◆ **Extracted data**
^^^^
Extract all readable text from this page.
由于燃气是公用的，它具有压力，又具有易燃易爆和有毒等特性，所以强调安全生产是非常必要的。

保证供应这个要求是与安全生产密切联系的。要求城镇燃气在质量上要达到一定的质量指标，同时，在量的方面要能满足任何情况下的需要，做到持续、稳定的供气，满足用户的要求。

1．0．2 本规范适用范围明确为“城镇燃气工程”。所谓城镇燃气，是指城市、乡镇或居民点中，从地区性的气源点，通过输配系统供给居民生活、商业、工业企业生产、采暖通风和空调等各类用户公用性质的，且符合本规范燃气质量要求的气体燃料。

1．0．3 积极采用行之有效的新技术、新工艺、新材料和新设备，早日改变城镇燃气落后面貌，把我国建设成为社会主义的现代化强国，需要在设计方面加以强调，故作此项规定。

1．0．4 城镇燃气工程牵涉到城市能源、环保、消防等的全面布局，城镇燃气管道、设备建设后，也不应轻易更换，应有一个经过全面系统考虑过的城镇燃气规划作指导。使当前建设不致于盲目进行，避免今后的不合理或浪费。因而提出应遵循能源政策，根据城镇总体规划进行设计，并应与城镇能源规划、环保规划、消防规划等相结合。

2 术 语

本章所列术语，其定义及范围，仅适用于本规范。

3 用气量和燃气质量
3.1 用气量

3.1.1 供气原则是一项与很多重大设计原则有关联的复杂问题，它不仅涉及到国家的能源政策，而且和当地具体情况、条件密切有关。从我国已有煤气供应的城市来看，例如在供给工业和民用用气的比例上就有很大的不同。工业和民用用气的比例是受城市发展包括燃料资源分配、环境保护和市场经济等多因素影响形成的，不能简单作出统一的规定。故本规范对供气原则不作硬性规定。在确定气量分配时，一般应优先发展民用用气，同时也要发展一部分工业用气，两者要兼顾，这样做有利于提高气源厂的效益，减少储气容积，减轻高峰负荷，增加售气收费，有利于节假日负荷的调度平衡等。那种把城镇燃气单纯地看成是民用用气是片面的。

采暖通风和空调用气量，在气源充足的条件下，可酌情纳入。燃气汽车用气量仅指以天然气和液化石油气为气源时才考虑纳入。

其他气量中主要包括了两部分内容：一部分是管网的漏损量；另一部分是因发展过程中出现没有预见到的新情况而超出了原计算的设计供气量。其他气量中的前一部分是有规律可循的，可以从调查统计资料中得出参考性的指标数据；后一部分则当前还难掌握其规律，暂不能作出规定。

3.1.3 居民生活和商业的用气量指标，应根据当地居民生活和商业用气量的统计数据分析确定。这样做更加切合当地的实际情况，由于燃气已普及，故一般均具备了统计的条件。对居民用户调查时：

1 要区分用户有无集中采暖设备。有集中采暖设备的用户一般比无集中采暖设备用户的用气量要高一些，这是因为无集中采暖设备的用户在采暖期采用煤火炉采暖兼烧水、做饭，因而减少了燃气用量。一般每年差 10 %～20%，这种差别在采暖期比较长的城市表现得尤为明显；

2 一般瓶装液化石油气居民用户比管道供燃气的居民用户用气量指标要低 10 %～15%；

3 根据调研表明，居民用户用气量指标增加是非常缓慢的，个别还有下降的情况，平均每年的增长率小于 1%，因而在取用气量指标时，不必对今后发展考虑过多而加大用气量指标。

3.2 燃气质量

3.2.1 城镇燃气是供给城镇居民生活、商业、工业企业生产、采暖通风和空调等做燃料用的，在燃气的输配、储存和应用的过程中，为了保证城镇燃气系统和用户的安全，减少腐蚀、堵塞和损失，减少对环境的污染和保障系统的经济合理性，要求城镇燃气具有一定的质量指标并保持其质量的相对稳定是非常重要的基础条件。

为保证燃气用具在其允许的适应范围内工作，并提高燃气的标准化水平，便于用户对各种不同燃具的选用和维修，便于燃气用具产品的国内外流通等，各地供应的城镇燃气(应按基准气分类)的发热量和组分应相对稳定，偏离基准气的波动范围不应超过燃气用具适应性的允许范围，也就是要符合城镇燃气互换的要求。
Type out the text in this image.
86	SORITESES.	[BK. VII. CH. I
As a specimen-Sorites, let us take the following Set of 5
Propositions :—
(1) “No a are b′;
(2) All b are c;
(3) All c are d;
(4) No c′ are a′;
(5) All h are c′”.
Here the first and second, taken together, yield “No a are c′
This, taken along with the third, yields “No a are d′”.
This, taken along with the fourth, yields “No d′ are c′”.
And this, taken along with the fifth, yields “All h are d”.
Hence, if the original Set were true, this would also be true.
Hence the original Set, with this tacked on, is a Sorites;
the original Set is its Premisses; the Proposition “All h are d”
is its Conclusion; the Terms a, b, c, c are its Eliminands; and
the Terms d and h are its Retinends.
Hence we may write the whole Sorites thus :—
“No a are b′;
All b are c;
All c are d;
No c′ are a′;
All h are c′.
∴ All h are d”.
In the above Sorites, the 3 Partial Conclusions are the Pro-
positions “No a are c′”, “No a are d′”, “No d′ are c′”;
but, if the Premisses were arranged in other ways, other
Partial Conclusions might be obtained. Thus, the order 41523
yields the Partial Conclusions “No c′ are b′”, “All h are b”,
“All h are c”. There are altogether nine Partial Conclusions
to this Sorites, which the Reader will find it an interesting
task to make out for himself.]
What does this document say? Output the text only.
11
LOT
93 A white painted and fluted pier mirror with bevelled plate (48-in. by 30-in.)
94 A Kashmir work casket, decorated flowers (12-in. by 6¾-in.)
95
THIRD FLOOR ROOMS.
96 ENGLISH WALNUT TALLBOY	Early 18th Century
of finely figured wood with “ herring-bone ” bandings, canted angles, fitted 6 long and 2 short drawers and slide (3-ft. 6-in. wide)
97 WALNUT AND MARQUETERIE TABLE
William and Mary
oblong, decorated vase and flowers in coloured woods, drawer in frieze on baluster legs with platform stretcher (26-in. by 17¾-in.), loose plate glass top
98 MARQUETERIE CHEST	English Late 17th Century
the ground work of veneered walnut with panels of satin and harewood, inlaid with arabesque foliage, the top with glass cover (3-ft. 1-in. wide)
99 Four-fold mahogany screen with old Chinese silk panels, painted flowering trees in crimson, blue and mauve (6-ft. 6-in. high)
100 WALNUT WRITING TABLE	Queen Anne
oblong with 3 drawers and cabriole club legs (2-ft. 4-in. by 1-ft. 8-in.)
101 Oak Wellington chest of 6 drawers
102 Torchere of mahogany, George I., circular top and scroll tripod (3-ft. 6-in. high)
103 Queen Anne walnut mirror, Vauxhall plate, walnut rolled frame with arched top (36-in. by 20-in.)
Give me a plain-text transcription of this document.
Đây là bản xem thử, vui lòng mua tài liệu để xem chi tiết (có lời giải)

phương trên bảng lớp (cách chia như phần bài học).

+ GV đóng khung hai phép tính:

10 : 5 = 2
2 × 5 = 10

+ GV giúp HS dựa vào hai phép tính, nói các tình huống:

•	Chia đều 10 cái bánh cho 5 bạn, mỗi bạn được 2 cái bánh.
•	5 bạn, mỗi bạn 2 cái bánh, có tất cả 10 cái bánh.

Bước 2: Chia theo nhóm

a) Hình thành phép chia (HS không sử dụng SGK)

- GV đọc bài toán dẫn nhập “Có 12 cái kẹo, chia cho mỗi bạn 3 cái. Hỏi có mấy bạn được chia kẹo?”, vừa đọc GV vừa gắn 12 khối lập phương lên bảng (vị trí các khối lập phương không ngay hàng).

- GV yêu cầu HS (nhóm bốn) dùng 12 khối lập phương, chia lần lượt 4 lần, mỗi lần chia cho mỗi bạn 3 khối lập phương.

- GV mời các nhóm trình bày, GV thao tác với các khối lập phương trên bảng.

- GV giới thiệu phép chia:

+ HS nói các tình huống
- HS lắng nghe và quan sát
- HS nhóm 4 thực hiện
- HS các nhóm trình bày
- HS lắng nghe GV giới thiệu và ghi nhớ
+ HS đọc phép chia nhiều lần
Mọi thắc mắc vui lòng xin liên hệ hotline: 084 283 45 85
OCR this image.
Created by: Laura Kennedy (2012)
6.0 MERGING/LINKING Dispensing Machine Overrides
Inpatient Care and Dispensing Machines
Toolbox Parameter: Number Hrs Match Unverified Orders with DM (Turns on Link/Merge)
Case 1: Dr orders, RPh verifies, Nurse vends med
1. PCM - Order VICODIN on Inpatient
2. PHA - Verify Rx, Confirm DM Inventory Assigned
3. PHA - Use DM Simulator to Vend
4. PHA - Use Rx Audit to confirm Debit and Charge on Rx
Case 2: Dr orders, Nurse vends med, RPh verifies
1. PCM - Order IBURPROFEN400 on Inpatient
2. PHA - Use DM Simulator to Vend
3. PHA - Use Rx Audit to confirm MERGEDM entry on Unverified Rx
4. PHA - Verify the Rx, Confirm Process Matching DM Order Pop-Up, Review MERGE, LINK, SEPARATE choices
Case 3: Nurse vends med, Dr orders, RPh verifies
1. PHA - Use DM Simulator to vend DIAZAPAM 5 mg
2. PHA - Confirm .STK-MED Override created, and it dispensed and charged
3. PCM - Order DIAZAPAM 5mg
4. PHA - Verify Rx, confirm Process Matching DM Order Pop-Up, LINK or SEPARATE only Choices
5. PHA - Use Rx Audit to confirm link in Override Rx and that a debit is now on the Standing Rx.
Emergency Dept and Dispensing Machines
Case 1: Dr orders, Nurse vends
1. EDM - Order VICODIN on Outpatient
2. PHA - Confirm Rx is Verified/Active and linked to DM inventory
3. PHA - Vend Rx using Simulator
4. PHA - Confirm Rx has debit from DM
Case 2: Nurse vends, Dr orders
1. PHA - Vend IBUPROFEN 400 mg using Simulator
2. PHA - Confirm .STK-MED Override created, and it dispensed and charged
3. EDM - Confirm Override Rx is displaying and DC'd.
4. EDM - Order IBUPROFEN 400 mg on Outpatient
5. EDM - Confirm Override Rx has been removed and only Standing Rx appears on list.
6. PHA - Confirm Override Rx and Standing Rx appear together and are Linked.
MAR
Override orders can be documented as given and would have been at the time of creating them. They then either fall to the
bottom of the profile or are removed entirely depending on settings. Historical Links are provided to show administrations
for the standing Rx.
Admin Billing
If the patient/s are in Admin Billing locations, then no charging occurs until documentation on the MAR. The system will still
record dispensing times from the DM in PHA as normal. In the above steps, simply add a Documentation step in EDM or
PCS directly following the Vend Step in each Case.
^^^^
◆ **Task statement**
Please list every line of the records that contains "image".

◆ **Solution below**
Type out the text in this image.
OCR this image.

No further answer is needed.